INPUT ROWS:
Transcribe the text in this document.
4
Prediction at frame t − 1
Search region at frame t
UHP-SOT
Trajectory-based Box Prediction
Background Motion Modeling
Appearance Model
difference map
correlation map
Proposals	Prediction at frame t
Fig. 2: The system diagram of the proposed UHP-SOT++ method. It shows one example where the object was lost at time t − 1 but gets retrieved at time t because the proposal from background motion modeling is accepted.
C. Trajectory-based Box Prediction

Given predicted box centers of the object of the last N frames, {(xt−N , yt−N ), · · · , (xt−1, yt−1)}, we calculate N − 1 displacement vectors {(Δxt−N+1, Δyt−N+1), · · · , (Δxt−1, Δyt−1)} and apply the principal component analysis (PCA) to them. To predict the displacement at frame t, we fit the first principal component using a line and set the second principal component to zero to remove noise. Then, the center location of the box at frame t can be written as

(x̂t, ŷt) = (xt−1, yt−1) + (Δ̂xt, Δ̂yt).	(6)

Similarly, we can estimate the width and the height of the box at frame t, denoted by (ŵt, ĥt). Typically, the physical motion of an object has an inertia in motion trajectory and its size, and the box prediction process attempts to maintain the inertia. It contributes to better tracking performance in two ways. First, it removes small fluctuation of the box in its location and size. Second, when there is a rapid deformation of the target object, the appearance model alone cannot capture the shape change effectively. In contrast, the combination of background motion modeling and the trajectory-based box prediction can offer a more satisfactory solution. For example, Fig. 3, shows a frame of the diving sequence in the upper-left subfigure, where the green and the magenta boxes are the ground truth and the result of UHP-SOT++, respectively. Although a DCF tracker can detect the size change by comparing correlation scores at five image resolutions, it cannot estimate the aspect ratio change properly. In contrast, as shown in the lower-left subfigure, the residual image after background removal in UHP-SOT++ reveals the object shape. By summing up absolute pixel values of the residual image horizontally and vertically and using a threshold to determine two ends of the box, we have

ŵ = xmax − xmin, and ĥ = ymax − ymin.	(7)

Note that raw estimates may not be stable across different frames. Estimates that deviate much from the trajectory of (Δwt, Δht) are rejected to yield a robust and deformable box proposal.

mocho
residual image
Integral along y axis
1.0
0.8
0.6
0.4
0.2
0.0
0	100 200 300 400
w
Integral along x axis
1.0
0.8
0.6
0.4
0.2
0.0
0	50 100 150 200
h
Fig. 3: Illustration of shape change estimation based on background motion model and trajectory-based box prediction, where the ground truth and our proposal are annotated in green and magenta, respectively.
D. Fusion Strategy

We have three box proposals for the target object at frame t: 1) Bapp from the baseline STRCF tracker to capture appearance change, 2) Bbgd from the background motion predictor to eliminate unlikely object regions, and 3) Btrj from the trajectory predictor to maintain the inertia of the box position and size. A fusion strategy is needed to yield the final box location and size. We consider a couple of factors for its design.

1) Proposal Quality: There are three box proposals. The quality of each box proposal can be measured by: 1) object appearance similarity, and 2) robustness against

TASK TO CARRY OUT:
Select, from the listing, all lines that include the word "Integral".

RESPONSE FOR THIS EXERCISE:
Integral along y axis
Integral along x axis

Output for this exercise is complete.